= MATERIAL TO PROCESS =

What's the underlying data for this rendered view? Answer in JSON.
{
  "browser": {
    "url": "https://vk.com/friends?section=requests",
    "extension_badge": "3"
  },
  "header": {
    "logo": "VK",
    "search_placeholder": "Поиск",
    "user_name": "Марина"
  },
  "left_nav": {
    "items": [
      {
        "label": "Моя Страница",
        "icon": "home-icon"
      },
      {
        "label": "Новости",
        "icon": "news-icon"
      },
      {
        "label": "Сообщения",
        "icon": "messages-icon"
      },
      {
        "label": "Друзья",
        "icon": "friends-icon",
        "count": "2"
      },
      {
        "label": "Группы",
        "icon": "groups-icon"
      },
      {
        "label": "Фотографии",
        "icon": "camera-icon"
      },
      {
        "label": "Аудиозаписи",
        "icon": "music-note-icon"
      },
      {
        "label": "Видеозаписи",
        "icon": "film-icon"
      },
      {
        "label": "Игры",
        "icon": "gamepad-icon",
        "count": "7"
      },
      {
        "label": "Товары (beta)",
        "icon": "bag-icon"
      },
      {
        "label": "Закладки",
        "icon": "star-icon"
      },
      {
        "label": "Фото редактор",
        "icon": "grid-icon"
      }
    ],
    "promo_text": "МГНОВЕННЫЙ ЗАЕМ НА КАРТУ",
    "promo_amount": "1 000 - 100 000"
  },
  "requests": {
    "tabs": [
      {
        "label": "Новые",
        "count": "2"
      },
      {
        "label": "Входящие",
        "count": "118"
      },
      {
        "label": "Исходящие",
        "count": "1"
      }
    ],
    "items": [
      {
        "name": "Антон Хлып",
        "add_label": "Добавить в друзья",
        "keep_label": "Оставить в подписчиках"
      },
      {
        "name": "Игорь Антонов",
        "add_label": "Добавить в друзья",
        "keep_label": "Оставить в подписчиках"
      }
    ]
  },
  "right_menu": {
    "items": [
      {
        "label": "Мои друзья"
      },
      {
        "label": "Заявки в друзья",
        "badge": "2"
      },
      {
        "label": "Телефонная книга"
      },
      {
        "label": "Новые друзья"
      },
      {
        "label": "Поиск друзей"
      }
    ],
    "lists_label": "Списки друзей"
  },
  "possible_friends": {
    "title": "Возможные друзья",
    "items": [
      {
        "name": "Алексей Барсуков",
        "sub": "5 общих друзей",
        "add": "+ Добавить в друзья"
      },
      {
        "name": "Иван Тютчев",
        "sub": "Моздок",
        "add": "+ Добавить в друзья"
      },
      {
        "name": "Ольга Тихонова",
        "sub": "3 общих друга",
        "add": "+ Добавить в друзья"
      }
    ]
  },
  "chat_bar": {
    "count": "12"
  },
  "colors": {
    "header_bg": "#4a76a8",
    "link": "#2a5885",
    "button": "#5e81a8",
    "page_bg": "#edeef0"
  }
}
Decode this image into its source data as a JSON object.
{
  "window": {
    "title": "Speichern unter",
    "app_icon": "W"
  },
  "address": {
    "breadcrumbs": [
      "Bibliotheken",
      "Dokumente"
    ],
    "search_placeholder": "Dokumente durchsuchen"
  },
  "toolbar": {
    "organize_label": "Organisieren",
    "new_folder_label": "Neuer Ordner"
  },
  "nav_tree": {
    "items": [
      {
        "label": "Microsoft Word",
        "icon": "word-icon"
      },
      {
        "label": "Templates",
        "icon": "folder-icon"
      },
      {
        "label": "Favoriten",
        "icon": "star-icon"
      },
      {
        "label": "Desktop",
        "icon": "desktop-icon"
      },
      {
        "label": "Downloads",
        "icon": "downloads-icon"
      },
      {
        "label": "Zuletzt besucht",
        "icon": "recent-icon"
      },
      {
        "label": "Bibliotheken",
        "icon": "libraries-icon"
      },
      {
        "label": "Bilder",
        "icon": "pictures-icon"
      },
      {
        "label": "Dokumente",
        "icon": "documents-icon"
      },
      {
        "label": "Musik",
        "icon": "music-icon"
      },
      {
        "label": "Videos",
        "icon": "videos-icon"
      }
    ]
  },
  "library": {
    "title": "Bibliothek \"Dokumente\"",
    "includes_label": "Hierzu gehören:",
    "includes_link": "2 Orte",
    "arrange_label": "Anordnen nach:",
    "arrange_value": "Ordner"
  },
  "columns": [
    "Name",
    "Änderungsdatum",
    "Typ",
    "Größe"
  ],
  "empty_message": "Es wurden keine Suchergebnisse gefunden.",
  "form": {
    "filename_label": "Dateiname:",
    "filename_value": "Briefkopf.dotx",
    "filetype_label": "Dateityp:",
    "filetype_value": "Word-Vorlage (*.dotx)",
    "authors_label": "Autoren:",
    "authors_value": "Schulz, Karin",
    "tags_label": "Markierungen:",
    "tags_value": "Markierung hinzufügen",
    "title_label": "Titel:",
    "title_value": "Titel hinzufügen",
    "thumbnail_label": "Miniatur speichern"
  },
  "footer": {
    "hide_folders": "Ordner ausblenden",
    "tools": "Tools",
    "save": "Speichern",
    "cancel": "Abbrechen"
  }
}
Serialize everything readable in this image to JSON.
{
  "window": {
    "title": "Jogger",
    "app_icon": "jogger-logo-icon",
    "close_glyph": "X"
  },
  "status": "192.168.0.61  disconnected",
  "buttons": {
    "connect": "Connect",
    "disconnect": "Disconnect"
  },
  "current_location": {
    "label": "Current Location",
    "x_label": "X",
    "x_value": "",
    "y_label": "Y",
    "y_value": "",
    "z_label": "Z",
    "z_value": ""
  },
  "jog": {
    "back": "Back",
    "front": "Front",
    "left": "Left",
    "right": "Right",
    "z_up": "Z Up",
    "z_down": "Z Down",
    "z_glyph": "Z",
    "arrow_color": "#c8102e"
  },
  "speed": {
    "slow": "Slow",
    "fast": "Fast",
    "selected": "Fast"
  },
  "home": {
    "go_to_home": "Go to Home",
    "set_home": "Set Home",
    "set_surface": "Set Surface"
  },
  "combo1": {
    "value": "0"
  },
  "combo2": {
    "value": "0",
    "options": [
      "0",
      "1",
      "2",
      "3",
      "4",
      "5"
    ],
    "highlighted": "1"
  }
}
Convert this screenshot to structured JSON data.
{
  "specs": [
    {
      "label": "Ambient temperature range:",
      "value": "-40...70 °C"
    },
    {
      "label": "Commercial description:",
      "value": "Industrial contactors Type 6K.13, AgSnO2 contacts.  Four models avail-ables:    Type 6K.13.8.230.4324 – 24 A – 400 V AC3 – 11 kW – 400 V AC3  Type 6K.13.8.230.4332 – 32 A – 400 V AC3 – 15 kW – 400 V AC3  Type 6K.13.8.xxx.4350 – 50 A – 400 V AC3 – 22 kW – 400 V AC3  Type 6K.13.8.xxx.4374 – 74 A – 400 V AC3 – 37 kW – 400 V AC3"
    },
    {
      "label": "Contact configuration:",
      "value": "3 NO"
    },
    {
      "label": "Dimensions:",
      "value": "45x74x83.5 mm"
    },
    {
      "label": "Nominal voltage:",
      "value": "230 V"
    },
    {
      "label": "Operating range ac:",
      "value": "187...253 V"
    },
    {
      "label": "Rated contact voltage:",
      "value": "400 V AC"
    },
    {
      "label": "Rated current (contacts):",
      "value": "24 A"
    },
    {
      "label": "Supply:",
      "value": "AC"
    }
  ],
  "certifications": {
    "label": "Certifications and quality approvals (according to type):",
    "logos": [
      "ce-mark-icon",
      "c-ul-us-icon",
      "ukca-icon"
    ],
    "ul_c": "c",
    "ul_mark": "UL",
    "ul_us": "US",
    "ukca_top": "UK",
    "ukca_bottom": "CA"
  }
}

= WHAT IS BEING ASKED =
Make an exact copy of the records.

= WRITTEN RESPONSE =
What's the underlying data for this rendered view? Answer in JSON.
{
  "browser": {
    "url": "https://vk.com/friends?section=requests",
    "extension_badge": "3"
  },
  "header": {
    "logo": "VK",
    "search_placeholder": "Поиск",
    "user_name": "Марина"
  },
  "left_nav": {
    "items": [
      {
        "label": "Моя Страница",
        "icon": "home-icon"
      },
      {
        "label": "Новости",
        "icon": "news-icon"
      },
      {
        "label": "Сообщения",
        "icon": "messages-icon"
      },
      {
        "label": "Друзья",
        "icon": "friends-icon",
        "count": "2"
      },
      {
        "label": "Группы",
        "icon": "groups-icon"
      },
      {
        "label": "Фотографии",
        "icon": "camera-icon"
      },
      {
        "label": "Аудиозаписи",
        "icon": "music-note-icon"
      },
      {
        "label": "Видеозаписи",
        "icon": "film-icon"
      },
      {
        "label": "Игры",
        "icon": "gamepad-icon",
        "count": "7"
      },
      {
        "label": "Товары (beta)",
        "icon": "bag-icon"
      },
      {
        "label": "Закладки",
        "icon": "star-icon"
      },
      {
        "label": "Фото редактор",
        "icon": "grid-icon"
      }
    ],
    "promo_text": "МГНОВЕННЫЙ ЗАЕМ НА КАРТУ",
    "promo_amount": "1 000 - 100 000"
  },
  "requests": {
    "tabs": [
      {
        "label": "Новые",
        "count": "2"
      },
      {
        "label": "Входящие",
        "count": "118"
      },
      {
        "label": "Исходящие",
        "count": "1"
      }
    ],
    "items": [
      {
        "name": "Антон Хлып",
        "add_label": "Добавить в друзья",
        "keep_label": "Оставить в подписчиках"
      },
      {
        "name": "Игорь Антонов",
        "add_label": "Добавить в друзья",
        "keep_label": "Оставить в подписчиках"
      }
    ]
  },
  "right_menu": {
    "items": [
      {
        "label": "Мои друзья"
      },
      {
        "label": "Заявки в друзья",
        "badge": "2"
      },
      {
        "label": "Телефонная книга"
      },
      {
        "label": "Новые друзья"
      },
      {
        "label": "Поиск друзей"
      }
    ],
    "lists_label": "Списки друзей"
  },
  "possible_friends": {
    "title": "Возможные друзья",
    "items": [
      {
        "name": "Алексей Барсуков",
        "sub": "5 общих друзей",
        "add": "+ Добавить в друзья"
      },
      {
        "name": "Иван Тютчев",
        "sub": "Моздок",
        "add": "+ Добавить в друзья"
      },
      {
        "name": "Ольга Тихонова",
        "sub": "3 общих друга",
        "add": "+ Добавить в друзья"
      }
    ]
  },
  "chat_bar": {
    "count": "12"
  },
  "colors": {
    "header_bg": "#4a76a8",
    "link": "#2a5885",
    "button": "#5e81a8",
    "page_bg": "#edeef0"
  }
}
Decode this image into its source data as a JSON object.
{
  "window": {
    "title": "Speichern unter",
    "app_icon": "W"
  },
  "address": {
    "breadcrumbs": [
      "Bibliotheken",
      "Dokumente"
    ],
    "search_placeholder": "Dokumente durchsuchen"
  },
  "toolbar": {
    "organize_label": "Organisieren",
    "new_folder_label": "Neuer Ordner"
  },
  "nav_tree": {
    "items": [
      {
        "label": "Microsoft Word",
        "icon": "word-icon"
      },
      {
        "label": "Templates",
        "icon": "folder-icon"
      },
      {
        "label": "Favoriten",
        "icon": "star-icon"
      },
      {
        "label": "Desktop",
        "icon": "desktop-icon"
      },
      {
        "label": "Downloads",
        "icon": "downloads-icon"
      },
      {
        "label": "Zuletzt besucht",
        "icon": "recent-icon"
      },
      {
        "label": "Bibliotheken",
        "icon": "libraries-icon"
      },
      {
        "label": "Bilder",
        "icon": "pictures-icon"
      },
      {
        "label": "Dokumente",
        "icon": "documents-icon"
      },
      {
        "label": "Musik",
        "icon": "music-icon"
      },
      {
        "label": "Videos",
        "icon": "videos-icon"
      }
    ]
  },
  "library": {
    "title": "Bibliothek \"Dokumente\"",
    "includes_label": "Hierzu gehören:",
    "includes_link": "2 Orte",
    "arrange_label": "Anordnen nach:",
    "arrange_value": "Ordner"
  },
  "columns": [
    "Name",
    "Änderungsdatum",
    "Typ",
    "Größe"
  ],
  "empty_message": "Es wurden keine Suchergebnisse gefunden.",
  "form": {
    "filename_label": "Dateiname:",
    "filename_value": "Briefkopf.dotx",
    "filetype_label": "Dateityp:",
    "filetype_value": "Word-Vorlage (*.dotx)",
    "authors_label": "Autoren:",
    "authors_value": "Schulz, Karin",
    "tags_label": "Markierungen:",
    "tags_value": "Markierung hinzufügen",
    "title_label": "Titel:",
    "title_value": "Titel hinzufügen",
    "thumbnail_label": "Miniatur speichern"
  },
  "footer": {
    "hide_folders": "Ordner ausblenden",
    "tools": "Tools",
    "save": "Speichern",
    "cancel": "Abbrechen"
  }
}
Serialize everything readable in this image to JSON.
{
  "window": {
    "title": "Jogger",
    "app_icon": "jogger-logo-icon",
    "close_glyph": "X"
  },
  "status": "192.168.0.61  disconnected",
  "buttons": {
    "connect": "Connect",
    "disconnect": "Disconnect"
  },
  "current_location": {
    "label": "Current Location",
    "x_label": "X",
    "x_value": "",
    "y_label": "Y",
    "y_value": "",
    "z_label": "Z",
    "z_value": ""
  },
  "jog": {
    "back": "Back",
    "front": "Front",
    "left": "Left",
    "right": "Right",
    "z_up": "Z Up",
    "z_down": "Z Down",
    "z_glyph": "Z",
    "arrow_color": "#c8102e"
  },
  "speed": {
    "slow": "Slow",
    "fast": "Fast",
    "selected": "Fast"
  },
  "home": {
    "go_to_home": "Go to Home",
    "set_home": "Set Home",
    "set_surface": "Set Surface"
  },
  "combo1": {
    "value": "0"
  },
  "combo2": {
    "value": "0",
    "options": [
      "0",
      "1",
      "2",
      "3",
      "4",
      "5"
    ],
    "highlighted": "1"
  }
}
Convert this screenshot to structured JSON data.
{
  "specs": [
    {
      "label": "Ambient temperature range:",
      "value": "-40...70 °C"
    },
    {
      "label": "Commercial description:",
      "value": "Industrial contactors Type 6K.13, AgSnO2 contacts.  Four models avail-ables:    Type 6K.13.8.230.4324 – 24 A – 400 V AC3 – 11 kW – 400 V AC3  Type 6K.13.8.230.4332 – 32 A – 400 V AC3 – 15 kW – 400 V AC3  Type 6K.13.8.xxx.4350 – 50 A – 400 V AC3 – 22 kW – 400 V AC3  Type 6K.13.8.xxx.4374 – 74 A – 400 V AC3 – 37 kW – 400 V AC3"
    },
    {
      "label": "Contact configuration:",
      "value": "3 NO"
    },
    {
      "label": "Dimensions:",
      "value": "45x74x83.5 mm"
    },
    {
      "label": "Nominal voltage:",
      "value": "230 V"
    },
    {
      "label": "Operating range ac:",
      "value": "187...253 V"
    },
    {
      "label": "Rated contact voltage:",
      "value": "400 V AC"
    },
    {
      "label": "Rated current (contacts):",
      "value": "24 A"
    },
    {
      "label": "Supply:",
      "value": "AC"
    }
  ],
  "certifications": {
    "label": "Certifications and quality approvals (according to type):",
    "logos": [
      "ce-mark-icon",
      "c-ul-us-icon",
      "ukca-icon"
    ],
    "ul_c": "c",
    "ul_mark": "UL",
    "ul_us": "US",
    "ukca_top": "UK",
    "ukca_bottom": "CA"
  }
}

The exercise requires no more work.